Direction: Transcribe the material below exactly as it appears.
··········
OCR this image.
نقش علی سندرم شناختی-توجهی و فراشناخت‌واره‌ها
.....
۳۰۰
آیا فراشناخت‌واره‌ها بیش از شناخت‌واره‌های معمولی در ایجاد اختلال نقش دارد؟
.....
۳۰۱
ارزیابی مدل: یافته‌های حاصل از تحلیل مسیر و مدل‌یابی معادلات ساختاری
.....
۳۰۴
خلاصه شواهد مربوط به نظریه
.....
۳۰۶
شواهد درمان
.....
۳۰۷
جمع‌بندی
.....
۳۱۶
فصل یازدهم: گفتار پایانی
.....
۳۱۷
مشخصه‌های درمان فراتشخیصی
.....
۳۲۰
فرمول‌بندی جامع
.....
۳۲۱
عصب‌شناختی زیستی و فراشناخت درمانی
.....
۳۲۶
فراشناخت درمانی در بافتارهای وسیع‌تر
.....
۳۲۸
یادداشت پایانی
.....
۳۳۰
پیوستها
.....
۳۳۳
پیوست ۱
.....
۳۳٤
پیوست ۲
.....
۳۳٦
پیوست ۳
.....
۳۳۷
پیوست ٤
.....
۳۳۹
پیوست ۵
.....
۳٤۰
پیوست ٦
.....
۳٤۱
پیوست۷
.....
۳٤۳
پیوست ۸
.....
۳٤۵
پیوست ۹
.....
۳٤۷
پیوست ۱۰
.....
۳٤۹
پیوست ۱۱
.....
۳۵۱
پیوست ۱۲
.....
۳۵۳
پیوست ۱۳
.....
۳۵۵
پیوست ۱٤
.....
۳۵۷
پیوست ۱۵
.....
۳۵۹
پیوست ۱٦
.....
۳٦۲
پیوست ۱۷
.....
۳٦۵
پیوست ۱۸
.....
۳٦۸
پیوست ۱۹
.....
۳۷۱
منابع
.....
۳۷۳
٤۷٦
··········
The result:
OCR this image.
نقش علی سندرم شناختی-توجهی و فراشناخت‌واره‌ها
.....
۳۰۰
آیا فراشناخت‌واره‌ها بیش از شناخت‌واره‌های معمولی در ایجاد اختلال نقش دارد؟
.....
۳۰۱
ارزیابی مدل: یافته‌های حاصل از تحلیل مسیر و مدل‌یابی معادلات ساختاری
.....
۳۰۴
خلاصه شواهد مربوط به نظریه
.....
۳۰۶
شواهد درمان
.....
۳۰۷
جمع‌بندی
.....
۳۱۶
فصل یازدهم: گفتار پایانی
.....
۳۱۷
مشخصه‌های درمان فراتشخیصی
.....
۳۲۰
فرمول‌بندی جامع
.....
۳۲۱
عصب‌شناختی زیستی و فراشناخت درمانی
.....
۳۲۶
فراشناخت درمانی در بافتارهای وسیع‌تر
.....
۳۲۸
یادداشت پایانی
.....
۳۳۰
پیوستها
.....
۳۳۳
پیوست ۱
.....
۳۳٤
پیوست ۲
.....
۳۳٦
پیوست ۳
.....
۳۳۷
پیوست ٤
.....
۳۳۹
پیوست ۵
.....
۳٤۰
پیوست ٦
.....
۳٤۱
پیوست۷
.....
۳٤۳
پیوست ۸
.....
۳٤۵
پیوست ۹
.....
۳٤۷
پیوست ۱۰
.....
۳٤۹
پیوست ۱۱
.....
۳۵۱
پیوست ۱۲
.....
۳۵۳
پیوست ۱۳
.....
۳۵۵
پیوست ۱٤
.....
۳۵۷
پیوست ۱۵
.....
۳۵۹
پیوست ۱٦
.....
۳٦۲
پیوست ۱۷
.....
۳٦۵
پیوست ۱۸
.....
۳٦۸
پیوست ۱۹
.....
۳۷۱
منابع
.....
۳۷۳
٤۷٦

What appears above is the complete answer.